** START **
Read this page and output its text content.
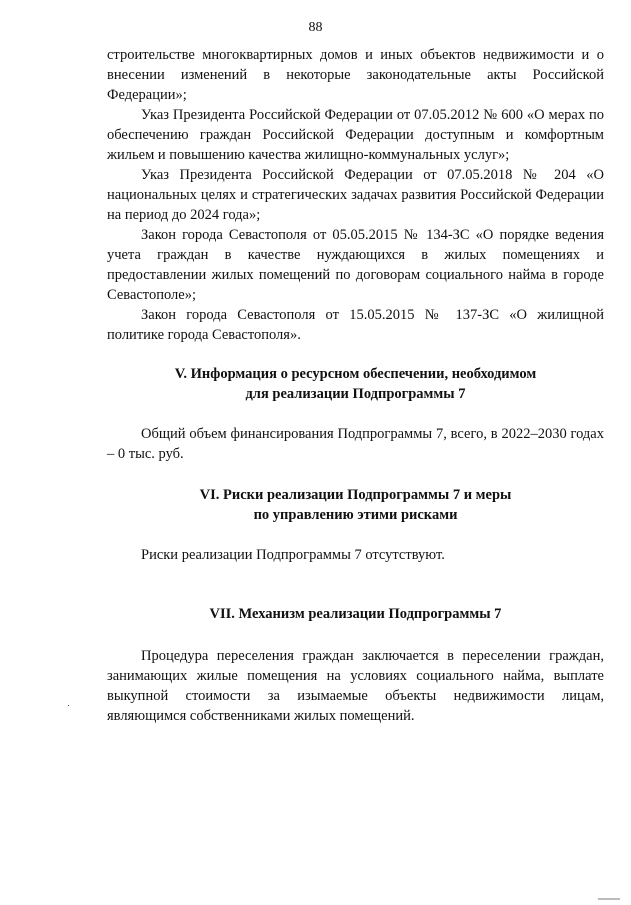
88

строительстве многоквартирных домов и иных объектов недвижимости и о внесении изменений в некоторые законодательные акты Российской Федерации»;

Указ Президента Российской Федерации от 07.05.2012 № 600 «О мерах по обеспечению граждан Российской Федерации доступным и комфортным жильем и повышению качества жилищно-коммунальных услуг»;

Указ Президента Российской Федерации от 07.05.2018 № 204 «О национальных целях и стратегических задачах развития Российской Федерации на период до 2024 года»;

Закон города Севастополя от 05.05.2015 № 134-ЗС «О порядке ведения учета граждан в качестве нуждающихся в жилых помещениях и предоставлении жилых помещений по договорам социального найма в городе Севастополе»;

Закон города Севастополя от 15.05.2015 № 137-ЗС «О жилищной политике города Севастополя».

V. Информация о ресурсном обеспечении, необходимом
для реализации Подпрограммы 7

Общий объем финансирования Подпрограммы 7, всего, в 2022–2030 годах – 0 тыс. руб.

VI. Риски реализации Подпрограммы 7 и меры
по управлению этими рисками

Риски реализации Подпрограммы 7 отсутствуют.

VII. Механизм реализации Подпрограммы 7

Процедура переселения граждан заключается в переселении граждан, занимающих жилые помещения на условиях социального найма, выплате выкупной стоимости за изымаемые объекты недвижимости лицам, являющимся собственниками жилых помещений.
** END **
▶ **PROBLEM TO SOLVE**:
Check each line of the entries above, and show every one holding the word "Севастополя".

▶ **SOLUTION TO THIS TASK**:
Закон города Севастополя от 05.05.2015 № 134-ЗС «О порядке ведения учета граждан в качестве нуждающихся в жилых помещениях и предоставлении жилых помещений по договорам социального найма в городе Севастополе»;
Закон города Севастополя от 15.05.2015 № 137-ЗС «О жилищной политике города Севастополя».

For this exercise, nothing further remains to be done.